**Goal of the exercise:**
Retype all of the listing exactly, passing over any picture you find.
+++ Listed entries +++
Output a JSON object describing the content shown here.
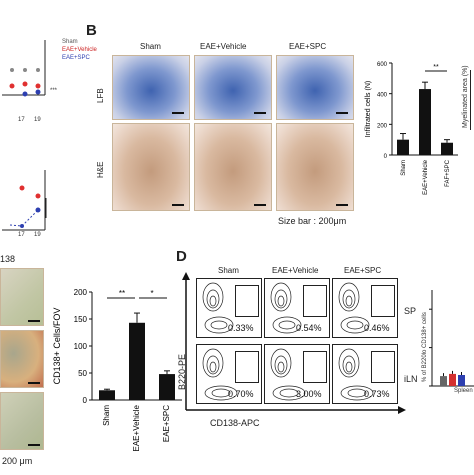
{
  "panel_b": {
    "letter": "B",
    "columns": [
      "Sham",
      "EAE+Vehicle",
      "EAE+SPC"
    ],
    "rows": [
      "LFB",
      "H&E"
    ],
    "size_bar": "Size bar : 200μm"
  },
  "panel_d": {
    "letter": "D",
    "columns": [
      "Sham",
      "EAE+Vehicle",
      "EAE+SPC"
    ],
    "row_sp": {
      "label": "SP",
      "values": [
        "0.33%",
        "0.54%",
        "0.46%"
      ]
    },
    "row_iln": {
      "label": "iLN",
      "values": [
        "0.70%",
        "3.00%",
        "0.73%"
      ]
    },
    "y_axis": "B220-PE",
    "x_axis": "CD138-APC",
    "side_ylabel": "% of B220lo CD138+ cells",
    "side_xlabel": "Spleen"
  },
  "panel_a_partial": {
    "legend": [
      "Sham",
      "EAE+Vehicle",
      "EAE+SPC"
    ],
    "ticks_1": [
      "17",
      "19"
    ],
    "ticks_2": [
      "17",
      "19"
    ],
    "stars": "***",
    "label_c": "138",
    "scale": "200 μm"
  },
  "chart_data": [
    {
      "type": "bar",
      "categories": [
        "Sham",
        "EAE+Vehicle",
        "FAF+SPC"
      ],
      "values": [
        100,
        430,
        80
      ],
      "errors": [
        40,
        45,
        20
      ],
      "ylabel": "Infiltrated cells (N)",
      "ylim": [
        0,
        600
      ],
      "yticks": [
        "0",
        "200",
        "400",
        "600"
      ],
      "significance": "**",
      "colors": [
        "#111111",
        "#111111",
        "#111111"
      ]
    },
    {
      "type": "bar",
      "categories": [
        "Sham",
        "EAE+Vehicle",
        "EAE+SPC"
      ],
      "values": [
        18,
        143,
        48
      ],
      "errors": [
        2,
        18,
        6
      ],
      "ylabel": "CD138+ Cells/FOV",
      "ylim": [
        0,
        200
      ],
      "yticks": [
        "0",
        "50",
        "100",
        "150",
        "200"
      ],
      "significance": [
        "**",
        "*"
      ],
      "colors": [
        "#111111",
        "#111111",
        "#111111"
      ]
    },
    {
      "type": "bar",
      "categories": [
        "Spleen"
      ],
      "series": [
        {
          "values": [
            0.45
          ],
          "color": "#666666"
        },
        {
          "values": [
            0.55
          ],
          "color": "#d43030"
        },
        {
          "values": [
            0.5
          ],
          "color": "#2d3fb0"
        }
      ],
      "xlabel": "Spleen",
      "ylabel": "% of B220lo CD138+ cells"
    }
  ],
  "partial_right_label": "Myelinated area (%)"
}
+++
**Reply:**
Output a JSON object describing the content shown here.
{
  "panel_b": {
    "letter": "B",
    "columns": [
      "Sham",
      "EAE+Vehicle",
      "EAE+SPC"
    ],
    "rows": [
      "LFB",
      "H&E"
    ],
    "size_bar": "Size bar : 200μm"
  },
  "panel_d": {
    "letter": "D",
    "columns": [
      "Sham",
      "EAE+Vehicle",
      "EAE+SPC"
    ],
    "row_sp": {
      "label": "SP",
      "values": [
        "0.33%",
        "0.54%",
        "0.46%"
      ]
    },
    "row_iln": {
      "label": "iLN",
      "values": [
        "0.70%",
        "3.00%",
        "0.73%"
      ]
    },
    "y_axis": "B220-PE",
    "x_axis": "CD138-APC",
    "side_ylabel": "% of B220lo CD138+ cells",
    "side_xlabel": "Spleen"
  },
  "panel_a_partial": {
    "legend": [
      "Sham",
      "EAE+Vehicle",
      "EAE+SPC"
    ],
    "ticks_1": [
      "17",
      "19"
    ],
    "ticks_2": [
      "17",
      "19"
    ],
    "stars": "***",
    "label_c": "138",
    "scale": "200 μm"
  },
  "chart_data": [
    {
      "type": "bar",
      "categories": [
        "Sham",
        "EAE+Vehicle",
        "FAF+SPC"
      ],
      "values": [
        100,
        430,
        80
      ],
      "errors": [
        40,
        45,
        20
      ],
      "ylabel": "Infiltrated cells (N)",
      "ylim": [
        0,
        600
      ],
      "yticks": [
        "0",
        "200",
        "400",
        "600"
      ],
      "significance": "**",
      "colors": [
        "#111111",
        "#111111",
        "#111111"
      ]
    },
    {
      "type": "bar",
      "categories": [
        "Sham",
        "EAE+Vehicle",
        "EAE+SPC"
      ],
      "values": [
        18,
        143,
        48
      ],
      "errors": [
        2,
        18,
        6
      ],
      "ylabel": "CD138+ Cells/FOV",
      "ylim": [
        0,
        200
      ],
      "yticks": [
        "0",
        "50",
        "100",
        "150",
        "200"
      ],
      "significance": [
        "**",
        "*"
      ],
      "colors": [
        "#111111",
        "#111111",
        "#111111"
      ]
    },
    {
      "type": "bar",
      "categories": [
        "Spleen"
      ],
      "series": [
        {
          "values": [
            0.45
          ],
          "color": "#666666"
        },
        {
          "values": [
            0.55
          ],
          "color": "#d43030"
        },
        {
          "values": [
            0.5
          ],
          "color": "#2d3fb0"
        }
      ],
      "xlabel": "Spleen",
      "ylabel": "% of B220lo CD138+ cells"
    }
  ],
  "partial_right_label": "Myelinated area (%)"
}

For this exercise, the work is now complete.